- **Goal**
Quote every line of the data below as it stands, omitting pictures.

Items from a figure collection:
<<<<

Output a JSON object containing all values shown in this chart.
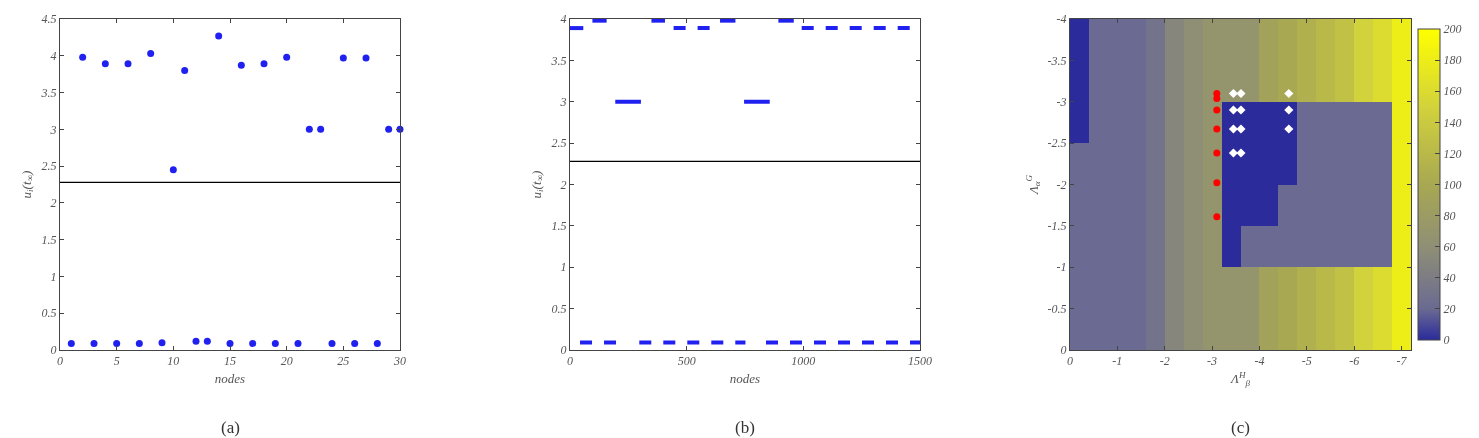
{
  "chart_data": [
    {
      "type": "scatter",
      "xlabel": "nodes",
      "ylabel": "u$_{i}$(t$_{∞}$)",
      "annotations": [
        "(a)"
      ],
      "marker": "circle",
      "grid": false,
      "x": [
        1,
        2,
        3,
        4,
        5,
        6,
        7,
        8,
        9,
        10,
        11,
        12,
        13,
        14,
        15,
        16,
        17,
        18,
        19,
        20,
        21,
        22,
        23,
        24,
        25,
        26,
        27,
        28,
        29,
        30
      ],
      "series": [
        {
          "color": "#2020f0",
          "values": [
            0.09,
            3.98,
            0.09,
            3.89,
            0.09,
            3.89,
            0.09,
            4.03,
            0.1,
            2.45,
            3.8,
            0.12,
            0.12,
            4.27,
            0.09,
            3.87,
            0.09,
            3.89,
            0.09,
            3.98,
            0.09,
            3.0,
            3.0,
            0.09,
            3.97,
            0.09,
            3.97,
            0.09,
            3.0,
            3.0
          ]
        }
      ],
      "xlim": [
        0,
        30
      ],
      "xticks": [
        0,
        5,
        10,
        15,
        20,
        25,
        30
      ],
      "ylim": [
        0,
        4.5
      ],
      "yticks": [
        0,
        0.5,
        1,
        1.5,
        2,
        2.5,
        3,
        3.5,
        4,
        4.5
      ],
      "ref_lines": [
        {
          "axis": "y",
          "value": 2.28,
          "color": "#000000"
        }
      ]
    },
    {
      "type": "line",
      "xlabel": "nodes",
      "ylabel": "u$_{i}$(t$_{∞}$)",
      "annotations": [
        "(b)"
      ],
      "grid": false,
      "series": [
        {
          "color": "#2020f0",
          "line_style": "dashed",
          "x": [
            43,
            209,
            null,
            297,
            752,
            null,
            840,
            1500,
            null,
            444,
            606,
            null,
            993,
            1459
          ],
          "values": [
            0.09,
            0.09,
            null,
            0.09,
            0.09,
            null,
            0.09,
            0.09,
            null,
            3.89,
            3.89,
            null,
            3.89,
            3.89
          ]
        },
        {
          "color": "#2020f0",
          "line_style": "solid",
          "x": [
            96,
            157,
            null,
            349,
            407,
            null,
            643,
            709,
            null,
            893,
            959,
            null,
            194,
            304,
            null,
            746,
            856
          ],
          "values": [
            3.98,
            3.98,
            null,
            3.98,
            3.98,
            null,
            3.98,
            3.98,
            null,
            3.98,
            3.98,
            null,
            3.0,
            3.0,
            null,
            3.0,
            3.0
          ]
        },
        {
          "color": "#2020f0",
          "line_style": "solid",
          "x": [
            0,
            57
          ],
          "values": [
            3.89,
            3.89
          ]
        }
      ],
      "xlim": [
        0,
        1500
      ],
      "xticks": [
        0,
        500,
        1000,
        1500
      ],
      "ylim": [
        0,
        4
      ],
      "yticks": [
        0,
        0.5,
        1,
        1.5,
        2,
        2.5,
        3,
        3.5,
        4
      ],
      "ref_lines": [
        {
          "axis": "y",
          "value": 2.28,
          "color": "#000000"
        }
      ]
    },
    {
      "type": "heatmap",
      "xlabel": "Λ$^{H}$$_{β}$",
      "ylabel": "Λ$_{α}$$^{G}$",
      "annotations": [
        "(c)"
      ],
      "x": [
        -0.2,
        -0.6,
        -1.0,
        -1.4,
        -1.8,
        -2.2,
        -2.6,
        -3.0,
        -3.4,
        -3.8,
        -4.2,
        -4.6,
        -5.0,
        -5.4,
        -5.8,
        -6.2,
        -6.6,
        -7.0
      ],
      "cells": [
        [
          0,
          20,
          20,
          20,
          30,
          50,
          60,
          70,
          70,
          70,
          90,
          100,
          110,
          120,
          130,
          150,
          160,
          180
        ],
        [
          0,
          20,
          20,
          20,
          30,
          50,
          60,
          70,
          70,
          70,
          90,
          100,
          110,
          120,
          130,
          150,
          160,
          180
        ],
        [
          0,
          20,
          20,
          20,
          30,
          50,
          60,
          70,
          0,
          0,
          0,
          0,
          20,
          20,
          20,
          20,
          20,
          180
        ],
        [
          20,
          20,
          20,
          20,
          30,
          50,
          60,
          70,
          0,
          0,
          0,
          0,
          20,
          20,
          20,
          20,
          20,
          180
        ],
        [
          20,
          20,
          20,
          20,
          30,
          50,
          60,
          70,
          0,
          0,
          0,
          20,
          20,
          20,
          20,
          20,
          20,
          180
        ],
        [
          20,
          20,
          20,
          20,
          30,
          50,
          60,
          70,
          0,
          20,
          20,
          20,
          20,
          20,
          20,
          20,
          20,
          180
        ],
        [
          20,
          20,
          20,
          20,
          30,
          50,
          60,
          70,
          70,
          70,
          90,
          100,
          110,
          120,
          130,
          150,
          160,
          180
        ],
        [
          20,
          20,
          20,
          20,
          30,
          50,
          60,
          70,
          70,
          70,
          90,
          100,
          110,
          120,
          130,
          150,
          160,
          180
        ]
      ],
      "clim": [
        0,
        200
      ],
      "cticks": [
        0,
        20,
        40,
        60,
        80,
        100,
        120,
        140,
        160,
        180,
        200
      ],
      "xlim": [
        0,
        -7.2
      ],
      "xticks": [
        0,
        -1,
        -2,
        -3,
        -4,
        -5,
        -6,
        -7
      ],
      "ylim": [
        0,
        -4
      ],
      "yticks": [
        0,
        -0.5,
        -1,
        -1.5,
        -2,
        -2.5,
        -3,
        -3.5,
        -4
      ],
      "series": [
        {
          "type": "scatter",
          "marker": "circle",
          "color": "#ff0000",
          "x": [
            -3.1,
            -3.1,
            -3.1,
            -3.1,
            -3.1,
            -3.1,
            -3.1
          ],
          "values": [
            -3.1,
            -3.04,
            -2.9,
            -2.67,
            -2.38,
            -2.02,
            -1.61
          ]
        },
        {
          "type": "scatter",
          "marker": "diamond",
          "color": "#ffffff",
          "x": [
            -3.45,
            -3.61,
            -3.45,
            -3.61,
            -3.45,
            -3.61,
            -3.45,
            -3.61,
            -4.62,
            -4.62,
            -4.62
          ],
          "values": [
            -3.1,
            -3.1,
            -2.9,
            -2.9,
            -2.67,
            -2.67,
            -2.38,
            -2.38,
            -3.1,
            -2.9,
            -2.67
          ]
        }
      ]
    }
  ]
}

>>>>

- **Written answer**
Output a JSON object containing all values shown in this chart.
{
  "chart_data": [
    {
      "type": "scatter",
      "xlabel": "nodes",
      "ylabel": "u$_{i}$(t$_{∞}$)",
      "annotations": [
        "(a)"
      ],
      "marker": "circle",
      "grid": false,
      "x": [
        1,
        2,
        3,
        4,
        5,
        6,
        7,
        8,
        9,
        10,
        11,
        12,
        13,
        14,
        15,
        16,
        17,
        18,
        19,
        20,
        21,
        22,
        23,
        24,
        25,
        26,
        27,
        28,
        29,
        30
      ],
      "series": [
        {
          "color": "#2020f0",
          "values": [
            0.09,
            3.98,
            0.09,
            3.89,
            0.09,
            3.89,
            0.09,
            4.03,
            0.1,
            2.45,
            3.8,
            0.12,
            0.12,
            4.27,
            0.09,
            3.87,
            0.09,
            3.89,
            0.09,
            3.98,
            0.09,
            3.0,
            3.0,
            0.09,
            3.97,
            0.09,
            3.97,
            0.09,
            3.0,
            3.0
          ]
        }
      ],
      "xlim": [
        0,
        30
      ],
      "xticks": [
        0,
        5,
        10,
        15,
        20,
        25,
        30
      ],
      "ylim": [
        0,
        4.5
      ],
      "yticks": [
        0,
        0.5,
        1,
        1.5,
        2,
        2.5,
        3,
        3.5,
        4,
        4.5
      ],
      "ref_lines": [
        {
          "axis": "y",
          "value": 2.28,
          "color": "#000000"
        }
      ]
    },
    {
      "type": "line",
      "xlabel": "nodes",
      "ylabel": "u$_{i}$(t$_{∞}$)",
      "annotations": [
        "(b)"
      ],
      "grid": false,
      "series": [
        {
          "color": "#2020f0",
          "line_style": "dashed",
          "x": [
            43,
            209,
            null,
            297,
            752,
            null,
            840,
            1500,
            null,
            444,
            606,
            null,
            993,
            1459
          ],
          "values": [
            0.09,
            0.09,
            null,
            0.09,
            0.09,
            null,
            0.09,
            0.09,
            null,
            3.89,
            3.89,
            null,
            3.89,
            3.89
          ]
        },
        {
          "color": "#2020f0",
          "line_style": "solid",
          "x": [
            96,
            157,
            null,
            349,
            407,
            null,
            643,
            709,
            null,
            893,
            959,
            null,
            194,
            304,
            null,
            746,
            856
          ],
          "values": [
            3.98,
            3.98,
            null,
            3.98,
            3.98,
            null,
            3.98,
            3.98,
            null,
            3.98,
            3.98,
            null,
            3.0,
            3.0,
            null,
            3.0,
            3.0
          ]
        },
        {
          "color": "#2020f0",
          "line_style": "solid",
          "x": [
            0,
            57
          ],
          "values": [
            3.89,
            3.89
          ]
        }
      ],
      "xlim": [
        0,
        1500
      ],
      "xticks": [
        0,
        500,
        1000,
        1500
      ],
      "ylim": [
        0,
        4
      ],
      "yticks": [
        0,
        0.5,
        1,
        1.5,
        2,
        2.5,
        3,
        3.5,
        4
      ],
      "ref_lines": [
        {
          "axis": "y",
          "value": 2.28,
          "color": "#000000"
        }
      ]
    },
    {
      "type": "heatmap",
      "xlabel": "Λ$^{H}$$_{β}$",
      "ylabel": "Λ$_{α}$$^{G}$",
      "annotations": [
        "(c)"
      ],
      "x": [
        -0.2,
        -0.6,
        -1.0,
        -1.4,
        -1.8,
        -2.2,
        -2.6,
        -3.0,
        -3.4,
        -3.8,
        -4.2,
        -4.6,
        -5.0,
        -5.4,
        -5.8,
        -6.2,
        -6.6,
        -7.0
      ],
      "cells": [
        [
          0,
          20,
          20,
          20,
          30,
          50,
          60,
          70,
          70,
          70,
          90,
          100,
          110,
          120,
          130,
          150,
          160,
          180
        ],
        [
          0,
          20,
          20,
          20,
          30,
          50,
          60,
          70,
          70,
          70,
          90,
          100,
          110,
          120,
          130,
          150,
          160,
          180
        ],
        [
          0,
          20,
          20,
          20,
          30,
          50,
          60,
          70,
          0,
          0,
          0,
          0,
          20,
          20,
          20,
          20,
          20,
          180
        ],
        [
          20,
          20,
          20,
          20,
          30,
          50,
          60,
          70,
          0,
          0,
          0,
          0,
          20,
          20,
          20,
          20,
          20,
          180
        ],
        [
          20,
          20,
          20,
          20,
          30,
          50,
          60,
          70,
          0,
          0,
          0,
          20,
          20,
          20,
          20,
          20,
          20,
          180
        ],
        [
          20,
          20,
          20,
          20,
          30,
          50,
          60,
          70,
          0,
          20,
          20,
          20,
          20,
          20,
          20,
          20,
          20,
          180
        ],
        [
          20,
          20,
          20,
          20,
          30,
          50,
          60,
          70,
          70,
          70,
          90,
          100,
          110,
          120,
          130,
          150,
          160,
          180
        ],
        [
          20,
          20,
          20,
          20,
          30,
          50,
          60,
          70,
          70,
          70,
          90,
          100,
          110,
          120,
          130,
          150,
          160,
          180
        ]
      ],
      "clim": [
        0,
        200
      ],
      "cticks": [
        0,
        20,
        40,
        60,
        80,
        100,
        120,
        140,
        160,
        180,
        200
      ],
      "xlim": [
        0,
        -7.2
      ],
      "xticks": [
        0,
        -1,
        -2,
        -3,
        -4,
        -5,
        -6,
        -7
      ],
      "ylim": [
        0,
        -4
      ],
      "yticks": [
        0,
        -0.5,
        -1,
        -1.5,
        -2,
        -2.5,
        -3,
        -3.5,
        -4
      ],
      "series": [
        {
          "type": "scatter",
          "marker": "circle",
          "color": "#ff0000",
          "x": [
            -3.1,
            -3.1,
            -3.1,
            -3.1,
            -3.1,
            -3.1,
            -3.1
          ],
          "values": [
            -3.1,
            -3.04,
            -2.9,
            -2.67,
            -2.38,
            -2.02,
            -1.61
          ]
        },
        {
          "type": "scatter",
          "marker": "diamond",
          "color": "#ffffff",
          "x": [
            -3.45,
            -3.61,
            -3.45,
            -3.61,
            -3.45,
            -3.61,
            -3.45,
            -3.61,
            -4.62,
            -4.62,
            -4.62
          ],
          "values": [
            -3.1,
            -3.1,
            -2.9,
            -2.9,
            -2.67,
            -2.67,
            -2.38,
            -2.38,
            -3.1,
            -2.9,
            -2.67
          ]
        }
      ]
    }
  ]
}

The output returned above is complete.